What you should do
Extract each line bearing the word "TOGGLE".

Entries shown
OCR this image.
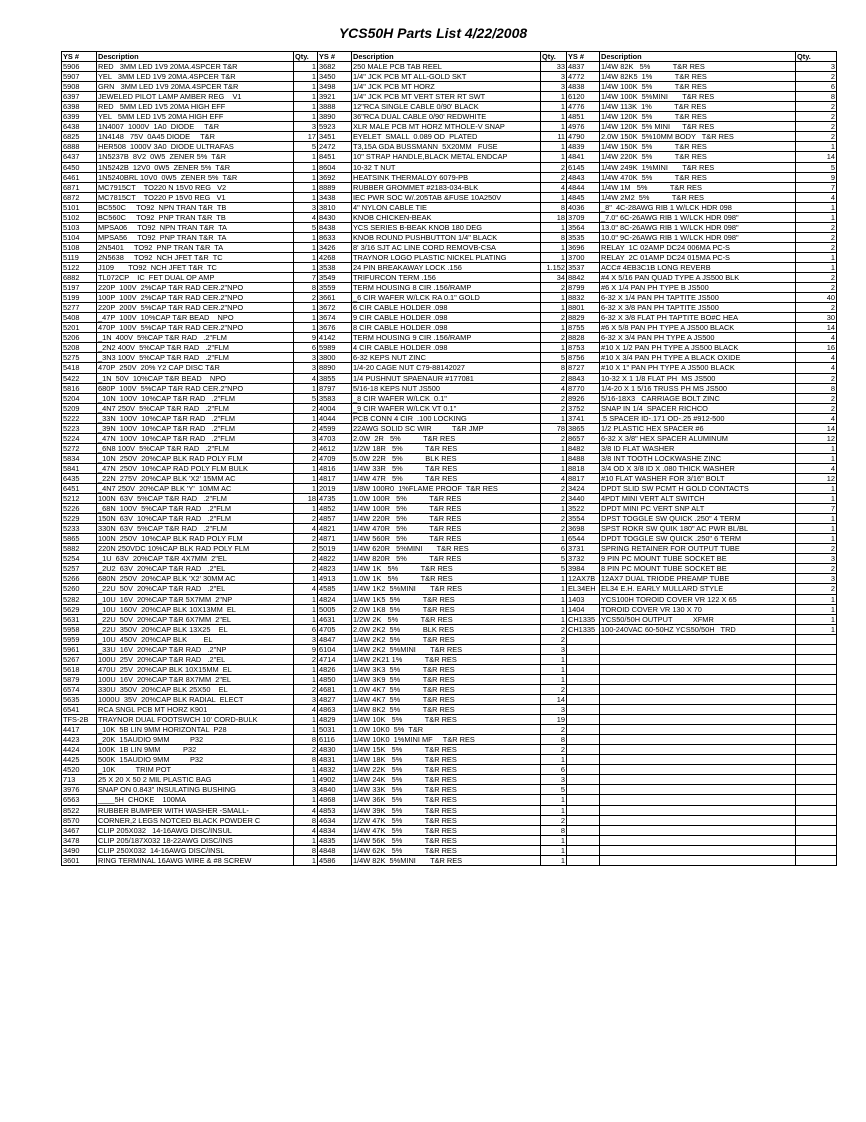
YCS50H Parts List 4/22/2008
YS #	Description	Qty.	YS #	Description	Qty.	YS #	Description	Qty.
5906	RED   3MM LED 1V9 20MA.4SPCER T&R	1	3682	250 MALE PCB TAB REEL	33	4837	1/4W 82K   5%           T&R RES	3
5907	YEL   3MM LED 1V9 20MA.4SPCER T&R	1	3450	1/4" JCK PCB MT ALL-GOLD SKT	3	4772	1/4W 82K5  1%           T&R RES	2
5908	GRN   3MM LED 1V9 20MA.4SPCER T&R	1	3498	1/4" JCK PCB MT HORZ	3	4838	1/4W 100K  5%           T&R RES	6
6397	JEWELED PILOT LAMP AMBER REG    V1	1	3921	1/4" JCK PCB MT VERT STER RT SWT	1	6120	1/4W 100K  5%MINI       T&R RES	8
6398	RED   5MM LED 1V5 20MA HIGH EFF	1	3888	12"RCA SINGLE CABLE 0/90' BLACK	1	4776	1/4W 113K  1%           T&R RES	2
6399	YEL   5MM LED 1V5 20MA HIGH EFF	1	3890	36"RCA DUAL CABLE 0/90' REDWHITE	1	4851	1/4W 120K  5%           T&R RES	2
6438	1N4007  1000V  1A0  DIODE     T&R	3	5923	XLR MALE PCB MT HORZ MTHOLE-V SNAP	1	4976	1/4W 120K  5% MINI      T&R RES	2
6825	1N4148   75V  0A45 DIODE     T&R	17	3451	EYELET  SMALL  0.089 OD  PLATED	11	4790	2.0W 150K  5%10MM BODY   T&R RES	2
6888	HER508  1000V 3A0  DIODE ULTRAFAS	5	2472	T3,15A GDA BUSSMANN  5X20MM   FUSE	1	4839	1/4W 150K  5%           T&R RES	1
6437	1N5237B  8V2  0W5  ZENER 5%  T&R	1	8451	10" STRAP HANDLE,BLACK METAL ENDCAP	1	4841	1/4W 220K  5%           T&R RES	14
6450	1N5242B  12V0  0W5  ZENER 5%  T&R	1	8604	10-32 T NUT	2	6145	1/4W 249K  1%MINI       T&R RES	5
6461	1N5240BRL 10V0  0W5  ZENER 5%  T&R	1	3692	HEATSINK THERMALOY 6079-PB	2	4843	1/4W 470K  5%           T&R RES	9
6871	MC7915CT    TO220 N 15V0 REG   V2	1	8889	RUBBER GROMMET #2183-034-BLK	4	4844	1/4W 1M   5%           T&R RES	7
6872	MC7815CT    TO220 P 15V0 REG   V1	1	3438	IEC PWR SOC W/.205TAB &FUSE 10A250V	1	4845	1/4W 2M2  5%           T&R RES	4
5101	BC550C     TO92  NPN TRAN T&R  TB	3	3810	4" NYLON CABLE TIE	8	4036	_8"  4C-28AWG RIB 1 W/LCK HDR 098	1
5102	BC560C     TO92  PNP TRAN T&R  TB	4	8430	KNOB CHICKEN-BEAK	18	3709	_7.0" 6C-26AWG RIB 1 W/LCK HDR 098"	1
5103	MPSA06     TO92  NPN TRAN T&R  TA	5	8438	YCS SERIES B-BEAK KNOB 180 DEG	1	3564	13.0" 8C-26AWG RIB 1 W/LCK HDR 098"	2
5104	MPSA56     TO92  PNP TRAN T&R  TA	1	8633	KNOB ROUND PUSHBUTTON 1/4" BLACK	8	3535	10.0" 9C-26AWG RIB 1 W/LCK HDR 098"	2
5108	2N5401     TO92  PNP TRAN T&R  TA	1	3426	8' 3/16 SJT AC LINE CORD REMOVB-CSA	1	3696	RELAY  1C 02AMP DC24 006MA PC-S	2
5119	2N5638     TO92  NCH JFET T&R  TC	1	4268	TRAYNOR LOGO PLASTIC NICKEL PLATING	1	3700	RELAY  2C 01AMP DC24 015MA PC-S	1
5122	J109       TO92  NCH JFET T&R  TC	1	3538	24 PIN BREAKAWAY LOCK .156	1.152	3537	ACC# 4EB3C1B LONG REVERB	1
6882	TL072CP    IC  FET DUAL OP AMP	7	3549	TRIFURCON TERM .156	34	8842	#4 X 5/16 PAN QUAD TYPE A JS500 BLK	2
5197	220P  100V  2%CAP T&R RAD CER.2"NPO	8	3559	TERM HOUSING 8 CIR .156/RAMP	2	8799	#6 X 1/4 PAN PH TYPE B JS500	2
5199	100P  100V  2%CAP T&R RAD CER.2"NPO	2	3661	_6 CIR WAFER W/LCK RA 0.1" GOLD	1	8832	6-32 X 1/4 PAN PH TAPTITE JS500	40
5277	220P  200V  5%CAP T&R RAD CER.2"NPO	1	3672	6 CIR CABLE HOLDER .098	1	8801	6-32 X 3/8 PAN PH TAPTITE JS500	2
5408	_47P  100V  10%CAP T&R BEAD    NPO	1	3674	9 CIR CABLE HOLDER .098	2	8829	6-32 X 3/8 FLAT PH TAPTITE BO#C HEA	30
5201	470P  100V  5%CAP T&R RAD CER.2"NPO	1	3676	8 CIR CABLE HOLDER .098	1	8755	#6 X 5/8 PAN PH TYPE A JS500 BLACK	14
5206	_1N  400V  5%CAP T&R RAD   .2"FLM	9	4142	TERM HOUSING 9 CIR .156/RAMP	2	8828	6-32 X 3/4 PAN PH TYPE A JS500	4
5208	_2N2 400V  5%CAP T&R RAD   .2"FLM	6	5989	4 CIR CABLE HOLDER .098	1	8753	#10 X 1/2 PAN PH TYPE A JS500 BLACK	16
5275	_3N3 100V  5%CAP T&R RAD   .2"FLM	3	3800	6-32 KEPS NUT ZINC	5	8756	#10 X 3/4 PAN PH TYPE A BLACK OXIDE	4
5418	470P  250V  20% Y2 CAP DISC T&R	3	8890	1/4-20 CAGE NUT C79-88142027	8	8727	#10 X 1" PAN PH TYPE A JS500 BLACK	4
5422	_1N  50V  10%CAP T&R BEAD    NPO	4	3855	1/4 PUSHNUT SPAENAUR #177081	2	8843	10-32 X 1 1/8 FLAT PH  MS JS500	2
5816	680P  100V  5%CAP T&R RAD CER.2"NPO	1	8797	5/16-18 KEPS NUT JS500	4	8770	1/4-20 X 1 5/16 TRUSS PH MS JS500	8
5204	_10N  100V  10%CAP T&R RAD   .2"FLM	5	3583	_8 CIR WAFER W/LCK  0.1"	2	8926	5/16-18X3   CARRIAGE BOLT ZINC	2
5209	_4N7 250V  5%CAP T&R RAD   .2"FLM	2	4004	_9 CIR WAFER W/LCK VT 0.1"	2	3752	SNAP IN 1/4  SPACER RICHCO	2
5222	_33N  100V  10%CAP T&R RAD   .2"FLM	1	4044	PCB CONN 4 CIR  .100 LOCKING	1	3741	.5 SPACER ID-.171 OD-.25 #912-500	4
5223	_39N  100V  10%CAP T&R RAD   .2"FLM	2	4599	22AWG SOLID SC WIR          T&R JMP	78	3865	1/2 PLASTIC HEX SPACER #6	14
5224	_47N  100V  10%CAP T&R RAD   .2"FLM	3	4703	2.0W  2R   5%           T&R RES	2	8657	6-32 X 3/8" HEX SPACER ALUMINUM	12
5272	_6N8 100V  5%CAP T&R RAD   .2"FLM	2	4612	1/2W 18R   5%           T&R RES	1	8482	3/8 ID FLAT WASHER	1
5834	_10N  250V  20%CAP BLK RAD POLY FLM	2	4709	5.0W 22R   5%           BLK RES	1	8488	3/8 INT TOOTH LOCKWASHE ZINC	1
5841	_47N  250V  10%CAP RAD POLY FLM BULK	1	4816	1/4W 33R   5%           T&R RES	1	8818	3/4 OD X 3/8 ID X .080 THICK WASHER	4
6435	_22N  275V  20%CAP BLK 'X2' 15MM AC	1	4817	1/4W 47R   5%           T&R RES	4	8817	#10 FLAT WASHER FOR 3/16" BOLT	12
6451	_4N7 250V  20%CAP BLK 'Y'  10MM AC	1	2019	1/8W 100R0  1%FLAME PROOF  T&R RES	2	3424	DPDT SLID SW PCMT H GOLD CONTACTS	1
5212	100N  63V  5%CAP T&R RAD   .2"FLM	18	4735	1.0W 100R   5%           T&R RES	2	3440	4PDT MINI VERT ALT SWITCH	1
5226	_68N  100V  5%CAP T&R RAD   .2"FLM	1	4852	1/4W 100R   5%           T&R RES	1	3522	DPDT MINI PC VERT SNP ALT	7
5229	150N  63V  10%CAP T&R RAD   .2"FLM	2	4857	1/4W 220R   5%           T&R RES	2	3554	DPST TOGGLE SW QUICK .250" 4 TERM	1
5233	330N  63V  5%CAP T&R RAD   .2"FLM	4	4821	1/4W 470R   5%           T&R RES	2	3698	SPST ROKR SW QUIK 180" AC PWR BL/BL	1
5865	100N  250V  10%CAP BLK RAD POLY FLM	2	4871	1/4W 560R   5%           T&R RES	1	6544	DPDT TOGGLE SW QUICK .250" 6 TERM	1
5882	220N 250VDC 10%CAP BLK RAD POLY FLM	2	5019	1/4W 620R   5%MINI       T&R RES	6	3731	SPRING RETAINER FOR OUTPUT TUBE	2
5254	_1U  63V  20%CAP T&R 4X7MM  2"EL	2	4822	1/4W 820R   5%           T&R RES	5	3732	9 PIN PC MOUNT TUBE SOCKET BE	3
5257	_2U2  63V  20%CAP T&R RAD   .2"EL	2	4823	1/4W 1K   5%           T&R RES	5	3984	8 PIN PC MOUNT TUBE SOCKET BE	2
5266	680N  250V  20%CAP BLK 'X2' 30MM AC	1	4913	1.0W 1K   5%           T&R RES	1	12AX7B	12AX7 DUAL TRIODE PREAMP TUBE	3
5260	_22U  50V  20%CAP T&R RAD   .2"EL	4	4585	1/4W 1K2  5%MINI       T&R RES	1	EL34EH	EL34 E.H. EARLY MULLARD STYLE	2
5282	_10U  16V  20%CAP T&R 5X7MM  2"NP	1	4824	1/4W 1K5  5%           T&R RES	1	1403	YCS100H TOROID COVER VR 122 X 65	1
5629	_10U  160V  20%CAP BLK 10X13MM  EL	1	5005	2.0W 1K8  5%           T&R RES	1	1404	TOROID COVER VR 130 X 70	1
5631	_22U  50V  20%CAP T&R 6X7MM  2"EL	1	4631	1/2W 2K   5%           T&R RES	1	CH1335	YCS50/50H OUTPUT          XFMR	1
5958	_22U  350V  20%CAP BLK 13X25    EL	6	4705	2.0W 2K2  5%           BLK RES	2	CH1335	100-240VAC 60-50HZ YCS50/50H   TRD	1
5959	_10U  450V  20%CAP BLK        EL	3	4847	1/4W 2K2  5%           T&R RES	2			
5961	_33U  16V  20%CAP T&R RAD   .2"NP	9	6104	1/4W 2K2  5%MINI       T&R RES	3			
5267	100U  25V  20%CAP T&R RAD   .2"EL	2	4714	1/4W 2K21 1%           T&R RES	1			
5618	470U  25V  20%CAP BLK 10X15MM  EL	1	4826	1/4W 3K3  5%           T&R RES	1			
5879	100U  16V  20%CAP T&R 8X7MM  2"EL	1	4850	1/4W 3K9  5%           T&R RES	1			
6574	330U  350V  20%CAP BLK 25X50    EL	2	4681	1.0W 4K7  5%           T&R RES	2			
5635	1000U  35V  20%CAP BLK RADIAL  ELECT	3	4827	1/4W 4K7  5%           T&R RES	14			
6541	RCA SNGL PCB MT HORZ K901	4	4863	1/4W 8K2  5%           T&R RES	3			
TFS-2B	TRAYNOR DUAL FOOTSWCH 10' CORD-BULK	1	4829	1/4W 10K   5%           T&R RES	19			
4417	_10K  5B LIN 9MM HORIZONTAL  P28	1	5031	1.0W 10K0  5%  T&R	2			
4423	_20K  15AUDIO 9MM          P32	8	6116	1/4W 10K0  1%MINI MF     T&R RES	8			
4424	100K  1B LIN 9MM           P32	2	4830	1/4W 15K   5%           T&R RES	2			
4425	500K  15AUDIO 9MM          P32	8	4831	1/4W 18K   5%           T&R RES	1			
4520	_10K          TRIM POT	1	4832	1/4W 22K   5%           T&R RES	6			
713	25 X 20 X 50 2 MIL PLASTIC BAG	1	4902	1/4W 24K   5%           T&R RES	3			
3976	SNAP ON 0.843" INSULATING BUSHING	3	4840	1/4W 33K   5%           T&R RES	5			
6563	____5H  CHOKE    100MA	1	4868	1/4W 36K   5%           T&R RES	1			
8522	RUBBER BUMPER WITH WASHER -SMALL-	4	4853	1/4W 39K   5%           T&R RES	1			
8570	CORNER,2 LEGS NOTCED BLACK POWDER C	8	4634	1/2W 47K   5%           T&R RES	2			
3467	CLIP 205X032   14-16AWG DISC/INSUL	4	4834	1/4W 47K   5%           T&R RES	8			
3478	CLIP 205/187X032 18-22AWG DISC/INS	1	4835	1/4W 56K   5%           T&R RES	1			
3490	CLIP 250X032  14-16AWG DISC/INSL	8	4848	1/4W 62K   5%           T&R RES	1			
3601	RING TERMINAL 16AWG WIRE & #8 SCREW	1	4586	1/4W 82K  5%MINI       T&R RES	1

Output below
5229	150N  63V  10%CAP T&R RAD   .2"FLM	2	4857	1/4W 220R   5%           T&R RES	2	3554	DPST TOGGLE SW QUICK .250" 4 TERM	1
5865	100N  250V  10%CAP BLK RAD POLY FLM	2	4871	1/4W 560R   5%           T&R RES	1	6544	DPDT TOGGLE SW QUICK .250" 6 TERM	1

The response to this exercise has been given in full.